Task instructions: Count the lines below that contain the word "cuneo". Give only the number.

Dataset content:

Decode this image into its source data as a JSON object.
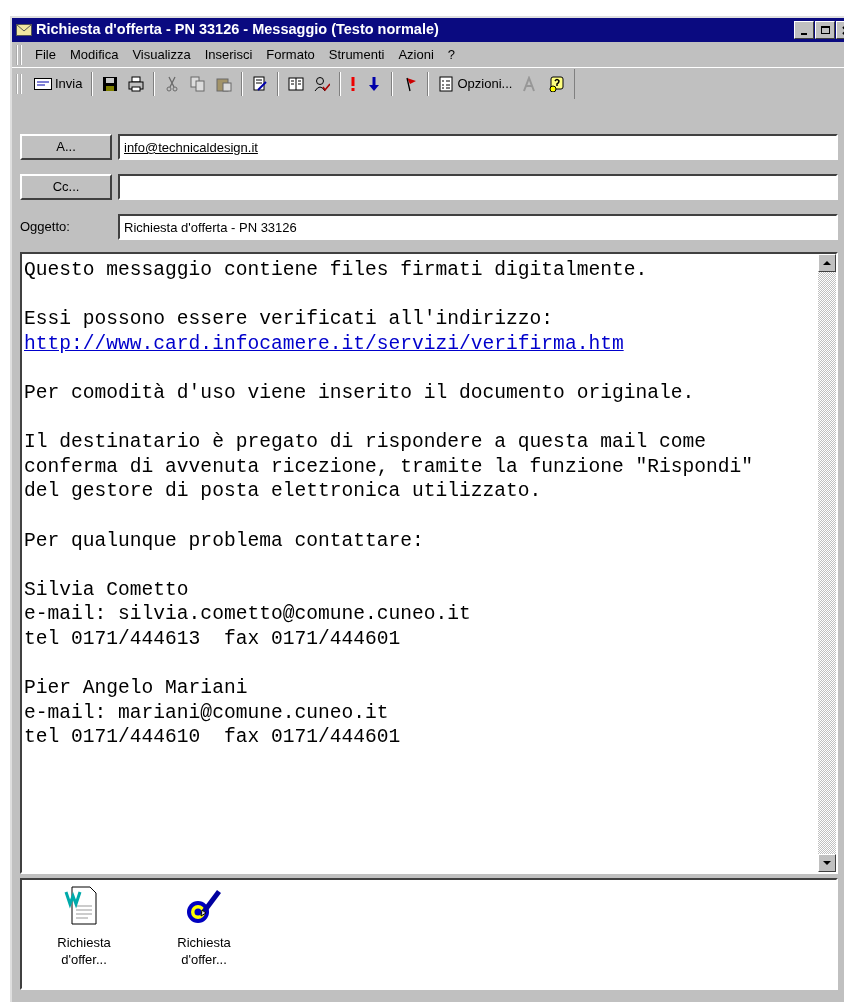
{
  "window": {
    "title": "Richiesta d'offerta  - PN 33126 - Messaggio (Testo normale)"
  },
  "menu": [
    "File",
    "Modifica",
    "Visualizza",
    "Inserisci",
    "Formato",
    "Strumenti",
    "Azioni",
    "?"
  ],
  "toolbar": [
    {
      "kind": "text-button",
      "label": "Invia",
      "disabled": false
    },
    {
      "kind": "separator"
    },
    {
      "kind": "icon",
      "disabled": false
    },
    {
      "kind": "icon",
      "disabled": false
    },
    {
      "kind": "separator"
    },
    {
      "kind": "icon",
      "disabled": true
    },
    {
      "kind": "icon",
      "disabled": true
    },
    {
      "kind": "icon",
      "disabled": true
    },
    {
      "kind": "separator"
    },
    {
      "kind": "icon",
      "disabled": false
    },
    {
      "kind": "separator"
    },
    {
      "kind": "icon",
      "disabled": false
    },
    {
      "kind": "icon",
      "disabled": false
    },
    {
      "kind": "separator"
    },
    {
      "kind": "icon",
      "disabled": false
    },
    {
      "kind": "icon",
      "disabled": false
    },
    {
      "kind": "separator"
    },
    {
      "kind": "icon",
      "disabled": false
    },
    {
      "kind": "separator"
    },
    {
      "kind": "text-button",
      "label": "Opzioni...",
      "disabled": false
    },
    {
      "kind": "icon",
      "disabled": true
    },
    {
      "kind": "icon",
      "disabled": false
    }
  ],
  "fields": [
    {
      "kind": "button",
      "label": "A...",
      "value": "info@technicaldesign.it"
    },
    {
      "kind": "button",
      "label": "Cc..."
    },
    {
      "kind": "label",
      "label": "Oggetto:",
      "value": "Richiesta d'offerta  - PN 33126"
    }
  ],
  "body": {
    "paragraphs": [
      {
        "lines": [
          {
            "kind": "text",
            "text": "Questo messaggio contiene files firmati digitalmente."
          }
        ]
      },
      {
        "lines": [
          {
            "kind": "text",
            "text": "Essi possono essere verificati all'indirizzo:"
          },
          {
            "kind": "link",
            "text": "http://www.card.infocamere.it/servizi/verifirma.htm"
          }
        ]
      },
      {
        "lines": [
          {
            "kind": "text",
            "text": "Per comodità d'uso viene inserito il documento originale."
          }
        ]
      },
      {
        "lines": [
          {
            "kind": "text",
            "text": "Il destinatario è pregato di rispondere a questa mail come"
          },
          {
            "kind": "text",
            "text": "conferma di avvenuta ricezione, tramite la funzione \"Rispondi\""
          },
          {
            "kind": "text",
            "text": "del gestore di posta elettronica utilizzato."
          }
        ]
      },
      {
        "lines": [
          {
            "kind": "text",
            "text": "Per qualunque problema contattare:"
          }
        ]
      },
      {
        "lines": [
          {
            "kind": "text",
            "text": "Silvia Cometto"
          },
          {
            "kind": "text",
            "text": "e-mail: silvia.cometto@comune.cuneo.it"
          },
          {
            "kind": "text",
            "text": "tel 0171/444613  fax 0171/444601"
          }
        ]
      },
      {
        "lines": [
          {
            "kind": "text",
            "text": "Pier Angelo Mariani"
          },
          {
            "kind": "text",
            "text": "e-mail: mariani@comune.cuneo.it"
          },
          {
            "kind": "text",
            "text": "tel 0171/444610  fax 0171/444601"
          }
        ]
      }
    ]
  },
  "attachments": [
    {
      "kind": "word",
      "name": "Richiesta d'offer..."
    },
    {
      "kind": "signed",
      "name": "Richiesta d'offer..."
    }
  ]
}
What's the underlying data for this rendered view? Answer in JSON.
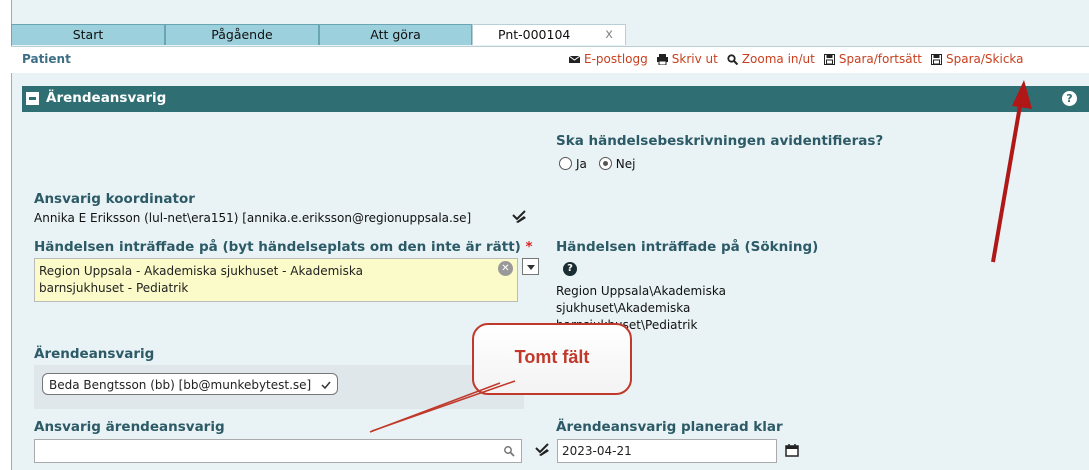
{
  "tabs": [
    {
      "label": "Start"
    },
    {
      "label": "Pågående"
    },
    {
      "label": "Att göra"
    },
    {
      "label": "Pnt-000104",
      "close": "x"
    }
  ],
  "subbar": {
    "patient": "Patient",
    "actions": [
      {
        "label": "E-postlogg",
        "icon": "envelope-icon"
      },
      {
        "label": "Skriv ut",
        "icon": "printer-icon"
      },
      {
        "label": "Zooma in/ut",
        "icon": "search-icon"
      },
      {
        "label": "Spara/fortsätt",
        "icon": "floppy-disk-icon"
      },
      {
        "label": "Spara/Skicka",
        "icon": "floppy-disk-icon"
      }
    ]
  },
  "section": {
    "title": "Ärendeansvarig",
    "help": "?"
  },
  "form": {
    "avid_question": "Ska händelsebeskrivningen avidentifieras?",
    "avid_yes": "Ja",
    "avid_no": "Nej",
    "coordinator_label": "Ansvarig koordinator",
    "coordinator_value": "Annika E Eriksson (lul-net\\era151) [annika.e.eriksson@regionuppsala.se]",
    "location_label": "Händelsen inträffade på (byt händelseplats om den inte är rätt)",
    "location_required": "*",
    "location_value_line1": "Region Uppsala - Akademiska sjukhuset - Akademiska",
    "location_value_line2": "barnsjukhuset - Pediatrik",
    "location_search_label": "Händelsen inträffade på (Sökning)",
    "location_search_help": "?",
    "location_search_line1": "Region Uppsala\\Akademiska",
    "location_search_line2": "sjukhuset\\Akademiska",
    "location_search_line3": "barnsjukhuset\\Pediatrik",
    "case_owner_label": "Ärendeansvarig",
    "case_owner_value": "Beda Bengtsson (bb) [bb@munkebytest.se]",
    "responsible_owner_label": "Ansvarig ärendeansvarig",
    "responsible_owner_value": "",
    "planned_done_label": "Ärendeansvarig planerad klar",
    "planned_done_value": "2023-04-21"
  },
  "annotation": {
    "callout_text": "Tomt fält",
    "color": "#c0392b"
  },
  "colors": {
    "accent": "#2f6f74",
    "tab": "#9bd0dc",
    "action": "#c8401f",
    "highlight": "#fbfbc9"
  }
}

Answer to the task: 2